━━ Data supplied

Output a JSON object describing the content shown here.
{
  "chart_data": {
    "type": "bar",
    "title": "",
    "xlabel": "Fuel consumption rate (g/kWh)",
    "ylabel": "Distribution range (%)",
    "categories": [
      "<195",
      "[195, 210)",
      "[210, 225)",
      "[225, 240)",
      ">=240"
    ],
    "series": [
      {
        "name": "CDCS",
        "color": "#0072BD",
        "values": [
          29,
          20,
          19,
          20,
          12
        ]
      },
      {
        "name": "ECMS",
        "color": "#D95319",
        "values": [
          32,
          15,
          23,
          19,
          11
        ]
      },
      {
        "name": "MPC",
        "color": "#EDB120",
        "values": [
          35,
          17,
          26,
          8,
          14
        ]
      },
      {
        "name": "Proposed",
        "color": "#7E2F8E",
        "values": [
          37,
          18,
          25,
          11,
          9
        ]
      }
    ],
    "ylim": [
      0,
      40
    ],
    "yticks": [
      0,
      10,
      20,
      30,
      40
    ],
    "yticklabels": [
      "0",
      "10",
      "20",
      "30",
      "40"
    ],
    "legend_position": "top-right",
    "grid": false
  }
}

━━━━

> The exercise
Retype the records in full. Keep every line identical to the original.

> Result
Output a JSON object describing the content shown here.
{
  "chart_data": {
    "type": "bar",
    "title": "",
    "xlabel": "Fuel consumption rate (g/kWh)",
    "ylabel": "Distribution range (%)",
    "categories": [
      "<195",
      "[195, 210)",
      "[210, 225)",
      "[225, 240)",
      ">=240"
    ],
    "series": [
      {
        "name": "CDCS",
        "color": "#0072BD",
        "values": [
          29,
          20,
          19,
          20,
          12
        ]
      },
      {
        "name": "ECMS",
        "color": "#D95319",
        "values": [
          32,
          15,
          23,
          19,
          11
        ]
      },
      {
        "name": "MPC",
        "color": "#EDB120",
        "values": [
          35,
          17,
          26,
          8,
          14
        ]
      },
      {
        "name": "Proposed",
        "color": "#7E2F8E",
        "values": [
          37,
          18,
          25,
          11,
          9
        ]
      }
    ],
    "ylim": [
      0,
      40
    ],
    "yticks": [
      0,
      10,
      20,
      30,
      40
    ],
    "yticklabels": [
      "0",
      "10",
      "20",
      "30",
      "40"
    ],
    "legend_position": "top-right",
    "grid": false
  }
}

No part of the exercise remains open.